Data entries
▬▬▬▬▬▬▬▬▬▬

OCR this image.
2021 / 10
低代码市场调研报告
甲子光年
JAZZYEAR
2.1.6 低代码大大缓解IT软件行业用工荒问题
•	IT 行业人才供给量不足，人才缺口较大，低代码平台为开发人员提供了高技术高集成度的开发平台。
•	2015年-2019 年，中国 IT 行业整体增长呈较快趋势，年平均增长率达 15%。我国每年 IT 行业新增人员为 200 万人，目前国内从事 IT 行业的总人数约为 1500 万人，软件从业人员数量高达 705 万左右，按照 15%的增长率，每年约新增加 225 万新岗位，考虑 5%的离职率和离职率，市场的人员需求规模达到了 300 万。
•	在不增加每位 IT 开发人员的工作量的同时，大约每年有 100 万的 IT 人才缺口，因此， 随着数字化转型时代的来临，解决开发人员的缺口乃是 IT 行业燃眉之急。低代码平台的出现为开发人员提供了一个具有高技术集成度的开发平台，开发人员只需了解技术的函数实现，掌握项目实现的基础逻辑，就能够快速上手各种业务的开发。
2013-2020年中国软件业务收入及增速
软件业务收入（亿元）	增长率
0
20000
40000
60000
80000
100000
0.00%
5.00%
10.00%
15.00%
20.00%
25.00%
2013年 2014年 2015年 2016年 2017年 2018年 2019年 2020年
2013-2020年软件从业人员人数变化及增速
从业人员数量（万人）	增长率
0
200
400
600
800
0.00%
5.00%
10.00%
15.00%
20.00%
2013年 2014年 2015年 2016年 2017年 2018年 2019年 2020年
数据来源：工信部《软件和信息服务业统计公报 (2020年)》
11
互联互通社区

▬▬▬▬▬▬▬▬▬▬

▸ Stated goal: Retype the entries one by one, exactly.

▸ Solved problem:
OCR this image.
2021 / 10
低代码市场调研报告
甲子光年
JAZZYEAR
2.1.6 低代码大大缓解IT软件行业用工荒问题
•	IT 行业人才供给量不足，人才缺口较大，低代码平台为开发人员提供了高技术高集成度的开发平台。
•	2015年-2019 年，中国 IT 行业整体增长呈较快趋势，年平均增长率达 15%。我国每年 IT 行业新增人员为 200 万人，目前国内从事 IT 行业的总人数约为 1500 万人，软件从业人员数量高达 705 万左右，按照 15%的增长率，每年约新增加 225 万新岗位，考虑 5%的离职率和离职率，市场的人员需求规模达到了 300 万。
•	在不增加每位 IT 开发人员的工作量的同时，大约每年有 100 万的 IT 人才缺口，因此， 随着数字化转型时代的来临，解决开发人员的缺口乃是 IT 行业燃眉之急。低代码平台的出现为开发人员提供了一个具有高技术集成度的开发平台，开发人员只需了解技术的函数实现，掌握项目实现的基础逻辑，就能够快速上手各种业务的开发。
2013-2020年中国软件业务收入及增速
软件业务收入（亿元）	增长率
0
20000
40000
60000
80000
100000
0.00%
5.00%
10.00%
15.00%
20.00%
25.00%
2013年 2014年 2015年 2016年 2017年 2018年 2019年 2020年
2013-2020年软件从业人员人数变化及增速
从业人员数量（万人）	增长率
0
200
400
600
800
0.00%
5.00%
10.00%
15.00%
20.00%
2013年 2014年 2015年 2016年 2017年 2018年 2019年 2020年
数据来源：工信部《软件和信息服务业统计公报 (2020年)》
11
互联互通社区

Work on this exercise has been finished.